┌──

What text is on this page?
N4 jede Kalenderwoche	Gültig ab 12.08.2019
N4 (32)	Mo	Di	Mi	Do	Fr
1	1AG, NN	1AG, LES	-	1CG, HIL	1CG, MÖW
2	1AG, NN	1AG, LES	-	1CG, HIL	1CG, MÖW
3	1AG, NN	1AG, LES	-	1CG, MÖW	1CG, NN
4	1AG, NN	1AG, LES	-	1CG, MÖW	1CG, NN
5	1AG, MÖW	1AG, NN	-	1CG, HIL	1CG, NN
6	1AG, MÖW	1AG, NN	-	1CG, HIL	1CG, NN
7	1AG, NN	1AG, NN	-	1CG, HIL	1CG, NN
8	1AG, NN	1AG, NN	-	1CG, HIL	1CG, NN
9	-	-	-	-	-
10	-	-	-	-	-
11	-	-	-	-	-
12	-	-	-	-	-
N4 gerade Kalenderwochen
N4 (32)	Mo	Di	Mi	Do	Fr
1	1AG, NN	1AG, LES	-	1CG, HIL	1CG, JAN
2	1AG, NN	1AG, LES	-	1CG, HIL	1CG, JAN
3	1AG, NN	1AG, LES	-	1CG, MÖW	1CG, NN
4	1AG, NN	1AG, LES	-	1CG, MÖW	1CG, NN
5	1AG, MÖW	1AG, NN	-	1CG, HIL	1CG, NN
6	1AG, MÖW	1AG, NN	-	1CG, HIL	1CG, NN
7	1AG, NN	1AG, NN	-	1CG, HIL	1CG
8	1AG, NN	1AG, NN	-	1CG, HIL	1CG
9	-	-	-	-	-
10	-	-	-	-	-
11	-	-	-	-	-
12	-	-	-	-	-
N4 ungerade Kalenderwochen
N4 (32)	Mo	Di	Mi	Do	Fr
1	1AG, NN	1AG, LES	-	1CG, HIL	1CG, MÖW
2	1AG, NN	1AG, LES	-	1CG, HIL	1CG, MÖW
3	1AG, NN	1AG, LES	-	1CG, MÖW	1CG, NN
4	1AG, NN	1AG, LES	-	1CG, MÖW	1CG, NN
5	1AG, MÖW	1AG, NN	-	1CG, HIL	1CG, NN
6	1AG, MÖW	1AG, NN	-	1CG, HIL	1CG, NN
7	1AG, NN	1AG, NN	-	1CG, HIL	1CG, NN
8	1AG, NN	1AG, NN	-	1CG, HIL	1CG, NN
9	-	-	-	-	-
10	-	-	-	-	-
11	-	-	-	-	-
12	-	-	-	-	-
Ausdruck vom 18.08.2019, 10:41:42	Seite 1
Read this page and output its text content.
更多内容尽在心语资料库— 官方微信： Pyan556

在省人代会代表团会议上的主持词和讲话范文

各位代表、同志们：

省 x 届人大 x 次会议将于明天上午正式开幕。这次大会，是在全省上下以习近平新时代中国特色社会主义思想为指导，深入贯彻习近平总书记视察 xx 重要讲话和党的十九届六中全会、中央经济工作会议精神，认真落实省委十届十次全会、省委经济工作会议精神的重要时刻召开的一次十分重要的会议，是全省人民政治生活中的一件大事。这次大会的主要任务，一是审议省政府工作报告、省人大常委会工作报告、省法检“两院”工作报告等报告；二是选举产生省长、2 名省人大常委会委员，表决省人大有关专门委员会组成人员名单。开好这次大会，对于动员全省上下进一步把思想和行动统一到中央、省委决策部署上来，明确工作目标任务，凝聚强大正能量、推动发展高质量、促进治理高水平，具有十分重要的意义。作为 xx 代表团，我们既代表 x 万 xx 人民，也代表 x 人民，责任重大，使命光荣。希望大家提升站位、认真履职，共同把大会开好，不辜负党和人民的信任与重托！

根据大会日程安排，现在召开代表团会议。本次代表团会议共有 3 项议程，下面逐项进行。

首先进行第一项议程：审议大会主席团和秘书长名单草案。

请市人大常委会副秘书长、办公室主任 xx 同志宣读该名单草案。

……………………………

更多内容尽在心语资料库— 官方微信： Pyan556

└──

## Do this
From the line containing "Read this page and output its text content." through the final line of the listing above, retype every line exactly; leave out everything else.

## Completed task
Read this page and output its text content.
更多内容尽在心语资料库— 官方微信： Pyan556

在省人代会代表团会议上的主持词和讲话范文

各位代表、同志们：

省 x 届人大 x 次会议将于明天上午正式开幕。这次大会，是在全省上下以习近平新时代中国特色社会主义思想为指导，深入贯彻习近平总书记视察 xx 重要讲话和党的十九届六中全会、中央经济工作会议精神，认真落实省委十届十次全会、省委经济工作会议精神的重要时刻召开的一次十分重要的会议，是全省人民政治生活中的一件大事。这次大会的主要任务，一是审议省政府工作报告、省人大常委会工作报告、省法检“两院”工作报告等报告；二是选举产生省长、2 名省人大常委会委员，表决省人大有关专门委员会组成人员名单。开好这次大会，对于动员全省上下进一步把思想和行动统一到中央、省委决策部署上来，明确工作目标任务，凝聚强大正能量、推动发展高质量、促进治理高水平，具有十分重要的意义。作为 xx 代表团，我们既代表 x 万 xx 人民，也代表 x 人民，责任重大，使命光荣。希望大家提升站位、认真履职，共同把大会开好，不辜负党和人民的信任与重托！

根据大会日程安排，现在召开代表团会议。本次代表团会议共有 3 项议程，下面逐项进行。

首先进行第一项议程：审议大会主席团和秘书长名单草案。

请市人大常委会副秘书长、办公室主任 xx 同志宣读该名单草案。

……………………………

更多内容尽在心语资料库— 官方微信： Pyan556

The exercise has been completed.